- _Aim of the exercise_
Could you transcribe every record below exactly as written, leaving out any pictures?
================
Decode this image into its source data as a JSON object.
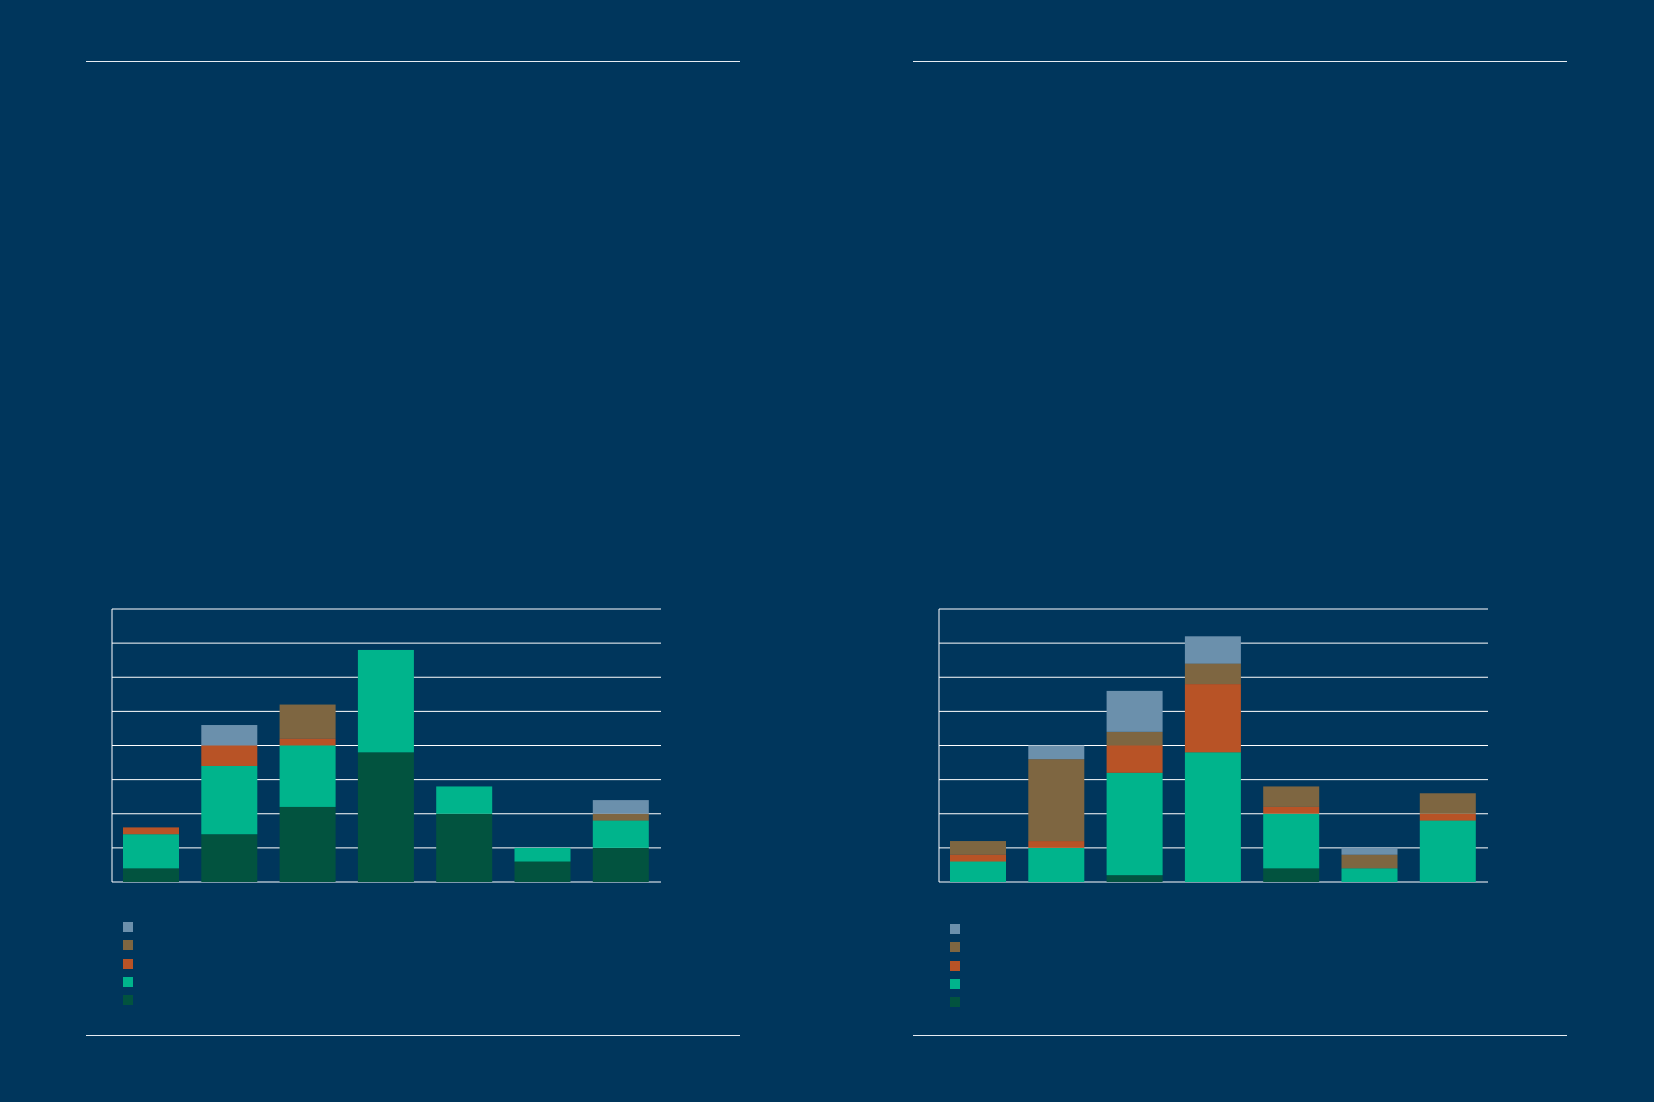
{
  "colors": {
    "background": "#00365c",
    "rule": "#e6ecf2",
    "gridline": "#ffffff"
  },
  "chart_data": [
    {
      "type": "bar",
      "stacked": true,
      "categories": [
        "",
        "",
        "",
        "",
        "",
        "",
        ""
      ],
      "ylim": [
        0,
        8
      ],
      "grid": true,
      "legend_position": "bottom-left",
      "title": "",
      "xlabel": "",
      "ylabel": "",
      "series": [
        {
          "color": "#02533f",
          "values": [
            0.4,
            1.4,
            2.2,
            3.8,
            2.0,
            0.6,
            1.0
          ]
        },
        {
          "color": "#00b48c",
          "values": [
            1.0,
            2.0,
            1.8,
            3.0,
            0.8,
            0.4,
            0.8
          ]
        },
        {
          "color": "#b85326",
          "values": [
            0.2,
            0.6,
            0.2,
            0.0,
            0.0,
            0.0,
            0.0
          ]
        },
        {
          "color": "#7e6641",
          "values": [
            0.0,
            0.0,
            1.0,
            0.0,
            0.0,
            0.0,
            0.2
          ]
        },
        {
          "color": "#6b90ac",
          "values": [
            0.0,
            0.6,
            0.0,
            0.0,
            0.0,
            0.0,
            0.4
          ]
        }
      ]
    },
    {
      "type": "bar",
      "stacked": true,
      "categories": [
        "",
        "",
        "",
        "",
        "",
        "",
        ""
      ],
      "ylim": [
        0,
        8
      ],
      "grid": true,
      "legend_position": "bottom-left",
      "title": "",
      "xlabel": "",
      "ylabel": "",
      "series": [
        {
          "color": "#02533f",
          "values": [
            0.0,
            0.0,
            0.2,
            0.0,
            0.4,
            0.0,
            0.0
          ]
        },
        {
          "color": "#00b48c",
          "values": [
            0.6,
            1.0,
            3.0,
            3.8,
            1.6,
            0.4,
            1.8
          ]
        },
        {
          "color": "#b85326",
          "values": [
            0.2,
            0.2,
            0.8,
            2.0,
            0.2,
            0.0,
            0.2
          ]
        },
        {
          "color": "#7e6641",
          "values": [
            0.4,
            2.4,
            0.4,
            0.6,
            0.6,
            0.4,
            0.6
          ]
        },
        {
          "color": "#6b90ac",
          "values": [
            0.0,
            0.4,
            1.2,
            0.8,
            0.0,
            0.2,
            0.0
          ]
        }
      ]
    }
  ]
}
================
- _Task result_
Decode this image into its source data as a JSON object.
{
  "colors": {
    "background": "#00365c",
    "rule": "#e6ecf2",
    "gridline": "#ffffff"
  },
  "chart_data": [
    {
      "type": "bar",
      "stacked": true,
      "categories": [
        "",
        "",
        "",
        "",
        "",
        "",
        ""
      ],
      "ylim": [
        0,
        8
      ],
      "grid": true,
      "legend_position": "bottom-left",
      "title": "",
      "xlabel": "",
      "ylabel": "",
      "series": [
        {
          "color": "#02533f",
          "values": [
            0.4,
            1.4,
            2.2,
            3.8,
            2.0,
            0.6,
            1.0
          ]
        },
        {
          "color": "#00b48c",
          "values": [
            1.0,
            2.0,
            1.8,
            3.0,
            0.8,
            0.4,
            0.8
          ]
        },
        {
          "color": "#b85326",
          "values": [
            0.2,
            0.6,
            0.2,
            0.0,
            0.0,
            0.0,
            0.0
          ]
        },
        {
          "color": "#7e6641",
          "values": [
            0.0,
            0.0,
            1.0,
            0.0,
            0.0,
            0.0,
            0.2
          ]
        },
        {
          "color": "#6b90ac",
          "values": [
            0.0,
            0.6,
            0.0,
            0.0,
            0.0,
            0.0,
            0.4
          ]
        }
      ]
    },
    {
      "type": "bar",
      "stacked": true,
      "categories": [
        "",
        "",
        "",
        "",
        "",
        "",
        ""
      ],
      "ylim": [
        0,
        8
      ],
      "grid": true,
      "legend_position": "bottom-left",
      "title": "",
      "xlabel": "",
      "ylabel": "",
      "series": [
        {
          "color": "#02533f",
          "values": [
            0.0,
            0.0,
            0.2,
            0.0,
            0.4,
            0.0,
            0.0
          ]
        },
        {
          "color": "#00b48c",
          "values": [
            0.6,
            1.0,
            3.0,
            3.8,
            1.6,
            0.4,
            1.8
          ]
        },
        {
          "color": "#b85326",
          "values": [
            0.2,
            0.2,
            0.8,
            2.0,
            0.2,
            0.0,
            0.2
          ]
        },
        {
          "color": "#7e6641",
          "values": [
            0.4,
            2.4,
            0.4,
            0.6,
            0.6,
            0.4,
            0.6
          ]
        },
        {
          "color": "#6b90ac",
          "values": [
            0.0,
            0.4,
            1.2,
            0.8,
            0.0,
            0.2,
            0.0
          ]
        }
      ]
    }
  ]
}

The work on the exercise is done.